> _DATA EXTRACT_:
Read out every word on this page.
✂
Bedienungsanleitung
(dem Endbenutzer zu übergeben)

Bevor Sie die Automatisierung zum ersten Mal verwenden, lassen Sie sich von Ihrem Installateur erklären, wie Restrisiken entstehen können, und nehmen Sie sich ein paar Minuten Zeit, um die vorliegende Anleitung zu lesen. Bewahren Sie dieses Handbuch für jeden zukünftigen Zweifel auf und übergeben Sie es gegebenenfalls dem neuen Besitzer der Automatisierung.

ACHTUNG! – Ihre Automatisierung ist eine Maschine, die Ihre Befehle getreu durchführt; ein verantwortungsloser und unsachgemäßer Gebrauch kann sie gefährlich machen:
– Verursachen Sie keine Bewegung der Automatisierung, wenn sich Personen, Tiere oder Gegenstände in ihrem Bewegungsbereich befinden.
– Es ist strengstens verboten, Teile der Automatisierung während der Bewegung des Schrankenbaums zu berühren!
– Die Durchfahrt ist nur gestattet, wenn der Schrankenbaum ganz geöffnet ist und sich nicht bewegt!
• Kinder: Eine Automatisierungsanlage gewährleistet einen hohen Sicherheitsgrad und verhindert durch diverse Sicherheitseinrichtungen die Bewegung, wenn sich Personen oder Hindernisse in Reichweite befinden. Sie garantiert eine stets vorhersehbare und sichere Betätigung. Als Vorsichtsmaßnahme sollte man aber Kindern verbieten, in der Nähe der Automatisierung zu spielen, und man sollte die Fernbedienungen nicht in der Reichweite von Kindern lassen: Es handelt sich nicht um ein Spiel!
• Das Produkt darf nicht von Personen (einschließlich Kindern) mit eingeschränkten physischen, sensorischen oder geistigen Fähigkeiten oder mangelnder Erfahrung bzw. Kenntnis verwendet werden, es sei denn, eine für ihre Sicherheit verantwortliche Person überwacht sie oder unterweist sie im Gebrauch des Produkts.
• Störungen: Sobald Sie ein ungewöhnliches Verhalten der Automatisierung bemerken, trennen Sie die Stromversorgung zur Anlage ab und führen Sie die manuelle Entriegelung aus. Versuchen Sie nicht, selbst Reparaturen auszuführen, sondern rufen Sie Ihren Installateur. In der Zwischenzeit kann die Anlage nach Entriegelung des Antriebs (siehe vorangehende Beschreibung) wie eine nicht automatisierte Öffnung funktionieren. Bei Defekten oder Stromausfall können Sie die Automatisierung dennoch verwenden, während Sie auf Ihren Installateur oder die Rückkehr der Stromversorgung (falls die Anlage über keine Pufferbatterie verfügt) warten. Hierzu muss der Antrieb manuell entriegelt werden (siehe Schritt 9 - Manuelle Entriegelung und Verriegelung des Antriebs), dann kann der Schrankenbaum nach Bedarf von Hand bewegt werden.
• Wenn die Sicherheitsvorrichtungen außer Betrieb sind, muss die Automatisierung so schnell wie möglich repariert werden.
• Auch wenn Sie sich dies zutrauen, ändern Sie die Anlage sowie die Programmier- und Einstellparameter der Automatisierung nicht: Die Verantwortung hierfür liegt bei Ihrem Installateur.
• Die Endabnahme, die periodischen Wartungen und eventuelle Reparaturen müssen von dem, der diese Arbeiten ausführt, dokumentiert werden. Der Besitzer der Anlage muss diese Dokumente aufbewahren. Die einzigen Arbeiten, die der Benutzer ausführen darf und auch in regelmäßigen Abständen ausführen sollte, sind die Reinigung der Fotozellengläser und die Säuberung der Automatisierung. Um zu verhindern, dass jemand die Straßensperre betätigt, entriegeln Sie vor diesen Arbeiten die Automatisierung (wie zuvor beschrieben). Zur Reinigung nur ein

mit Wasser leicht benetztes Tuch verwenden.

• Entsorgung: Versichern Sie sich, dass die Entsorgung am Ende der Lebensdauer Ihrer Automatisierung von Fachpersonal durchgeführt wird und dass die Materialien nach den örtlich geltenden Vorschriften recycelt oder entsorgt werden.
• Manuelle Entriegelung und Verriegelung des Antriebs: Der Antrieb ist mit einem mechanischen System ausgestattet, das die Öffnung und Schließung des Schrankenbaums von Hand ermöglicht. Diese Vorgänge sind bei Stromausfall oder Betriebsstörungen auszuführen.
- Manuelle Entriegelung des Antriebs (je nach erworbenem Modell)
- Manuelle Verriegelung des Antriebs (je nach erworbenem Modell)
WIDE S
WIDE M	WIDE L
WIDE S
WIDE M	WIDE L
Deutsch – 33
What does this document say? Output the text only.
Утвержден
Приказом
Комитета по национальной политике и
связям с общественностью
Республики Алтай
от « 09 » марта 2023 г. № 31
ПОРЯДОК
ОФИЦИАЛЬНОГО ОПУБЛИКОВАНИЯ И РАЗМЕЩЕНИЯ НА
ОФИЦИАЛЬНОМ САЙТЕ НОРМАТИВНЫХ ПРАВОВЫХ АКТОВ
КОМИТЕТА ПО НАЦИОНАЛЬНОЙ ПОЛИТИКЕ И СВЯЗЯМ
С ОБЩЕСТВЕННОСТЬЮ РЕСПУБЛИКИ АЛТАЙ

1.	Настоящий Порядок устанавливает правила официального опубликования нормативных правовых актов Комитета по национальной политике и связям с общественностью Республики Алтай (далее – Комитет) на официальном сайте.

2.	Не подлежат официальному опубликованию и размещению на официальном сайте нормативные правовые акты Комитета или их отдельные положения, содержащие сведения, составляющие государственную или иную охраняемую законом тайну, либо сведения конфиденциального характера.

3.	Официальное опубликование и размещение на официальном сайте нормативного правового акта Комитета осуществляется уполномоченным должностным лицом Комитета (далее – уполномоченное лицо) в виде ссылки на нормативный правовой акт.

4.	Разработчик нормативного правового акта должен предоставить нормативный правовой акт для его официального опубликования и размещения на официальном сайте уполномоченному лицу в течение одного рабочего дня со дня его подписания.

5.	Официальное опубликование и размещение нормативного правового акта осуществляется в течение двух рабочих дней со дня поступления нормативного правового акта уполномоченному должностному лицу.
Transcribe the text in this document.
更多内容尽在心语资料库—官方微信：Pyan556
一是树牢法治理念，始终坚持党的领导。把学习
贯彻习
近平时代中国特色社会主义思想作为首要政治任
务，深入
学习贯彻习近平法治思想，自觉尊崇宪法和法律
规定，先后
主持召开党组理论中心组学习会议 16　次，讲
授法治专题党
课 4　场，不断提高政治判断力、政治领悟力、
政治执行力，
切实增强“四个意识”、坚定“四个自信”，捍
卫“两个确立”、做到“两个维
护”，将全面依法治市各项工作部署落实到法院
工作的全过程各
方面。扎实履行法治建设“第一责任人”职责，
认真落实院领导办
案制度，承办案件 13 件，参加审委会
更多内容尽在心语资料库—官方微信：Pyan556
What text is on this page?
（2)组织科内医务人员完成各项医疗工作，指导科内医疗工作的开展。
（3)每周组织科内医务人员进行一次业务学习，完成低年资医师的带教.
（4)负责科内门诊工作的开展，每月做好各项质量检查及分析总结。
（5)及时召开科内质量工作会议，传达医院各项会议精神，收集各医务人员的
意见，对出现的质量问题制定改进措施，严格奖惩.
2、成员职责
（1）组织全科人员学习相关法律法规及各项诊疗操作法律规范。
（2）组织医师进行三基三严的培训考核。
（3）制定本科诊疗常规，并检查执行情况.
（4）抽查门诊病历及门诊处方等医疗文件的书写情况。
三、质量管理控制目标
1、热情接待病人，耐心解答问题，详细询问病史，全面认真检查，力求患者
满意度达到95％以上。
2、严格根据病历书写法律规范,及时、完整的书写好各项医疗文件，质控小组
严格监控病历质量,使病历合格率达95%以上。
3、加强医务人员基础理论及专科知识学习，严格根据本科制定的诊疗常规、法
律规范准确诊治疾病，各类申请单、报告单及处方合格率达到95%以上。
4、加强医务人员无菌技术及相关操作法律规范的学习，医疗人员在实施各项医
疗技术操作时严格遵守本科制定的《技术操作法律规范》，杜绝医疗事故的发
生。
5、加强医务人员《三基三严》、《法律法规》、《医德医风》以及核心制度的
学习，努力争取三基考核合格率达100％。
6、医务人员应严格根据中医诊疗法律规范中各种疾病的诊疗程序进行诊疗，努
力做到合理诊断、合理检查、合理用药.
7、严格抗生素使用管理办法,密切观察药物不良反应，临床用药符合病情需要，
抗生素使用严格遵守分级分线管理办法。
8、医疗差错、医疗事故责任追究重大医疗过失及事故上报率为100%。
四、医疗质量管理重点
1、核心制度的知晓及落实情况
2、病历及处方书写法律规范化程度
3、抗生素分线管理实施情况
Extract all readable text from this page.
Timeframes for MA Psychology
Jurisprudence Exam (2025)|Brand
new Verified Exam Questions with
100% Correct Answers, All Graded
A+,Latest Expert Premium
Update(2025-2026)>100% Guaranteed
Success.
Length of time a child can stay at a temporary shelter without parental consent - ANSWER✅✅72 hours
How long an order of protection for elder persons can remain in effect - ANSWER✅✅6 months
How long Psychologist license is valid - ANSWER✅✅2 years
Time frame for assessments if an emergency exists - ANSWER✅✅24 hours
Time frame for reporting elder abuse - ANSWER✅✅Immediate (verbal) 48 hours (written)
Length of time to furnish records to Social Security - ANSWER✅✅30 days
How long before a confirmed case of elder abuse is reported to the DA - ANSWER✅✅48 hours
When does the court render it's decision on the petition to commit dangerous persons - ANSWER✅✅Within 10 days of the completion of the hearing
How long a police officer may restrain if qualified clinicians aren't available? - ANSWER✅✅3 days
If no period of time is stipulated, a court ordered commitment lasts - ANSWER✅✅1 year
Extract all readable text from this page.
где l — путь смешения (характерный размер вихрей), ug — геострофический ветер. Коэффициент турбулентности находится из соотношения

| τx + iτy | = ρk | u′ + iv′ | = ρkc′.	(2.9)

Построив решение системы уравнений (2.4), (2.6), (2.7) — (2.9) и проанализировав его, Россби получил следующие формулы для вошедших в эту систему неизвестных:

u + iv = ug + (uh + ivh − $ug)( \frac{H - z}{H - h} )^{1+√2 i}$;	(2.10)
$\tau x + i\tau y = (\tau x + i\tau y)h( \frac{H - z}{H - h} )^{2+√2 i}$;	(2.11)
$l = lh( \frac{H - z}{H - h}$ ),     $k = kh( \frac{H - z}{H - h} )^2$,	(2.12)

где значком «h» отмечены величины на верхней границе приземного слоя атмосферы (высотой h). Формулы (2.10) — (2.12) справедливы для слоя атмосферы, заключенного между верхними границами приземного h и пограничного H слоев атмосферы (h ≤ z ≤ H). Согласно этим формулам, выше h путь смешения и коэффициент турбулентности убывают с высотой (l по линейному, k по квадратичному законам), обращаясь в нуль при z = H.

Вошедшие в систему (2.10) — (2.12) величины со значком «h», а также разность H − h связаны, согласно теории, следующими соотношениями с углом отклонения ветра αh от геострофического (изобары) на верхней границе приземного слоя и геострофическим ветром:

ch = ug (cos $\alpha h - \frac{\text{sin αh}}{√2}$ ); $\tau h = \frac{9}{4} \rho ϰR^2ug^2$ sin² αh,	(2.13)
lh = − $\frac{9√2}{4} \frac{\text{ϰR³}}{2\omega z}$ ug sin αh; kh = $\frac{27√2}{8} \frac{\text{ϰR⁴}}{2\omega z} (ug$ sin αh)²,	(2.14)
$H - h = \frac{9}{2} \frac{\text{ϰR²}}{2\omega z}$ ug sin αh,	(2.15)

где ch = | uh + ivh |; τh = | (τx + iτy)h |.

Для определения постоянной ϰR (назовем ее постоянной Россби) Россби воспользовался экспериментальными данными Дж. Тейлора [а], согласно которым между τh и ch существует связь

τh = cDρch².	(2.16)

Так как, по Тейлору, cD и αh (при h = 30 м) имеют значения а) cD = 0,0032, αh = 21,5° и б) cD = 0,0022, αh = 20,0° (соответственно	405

> _TASK OBJECTIVE_: Working from the listing above, pick out every line that has "Modell" and copy it.

> _WRITTEN RESPONSE_:
- Manuelle Entriegelung des Antriebs (je nach erworbenem Modell)
- Manuelle Verriegelung des Antriebs (je nach erworbenem Modell)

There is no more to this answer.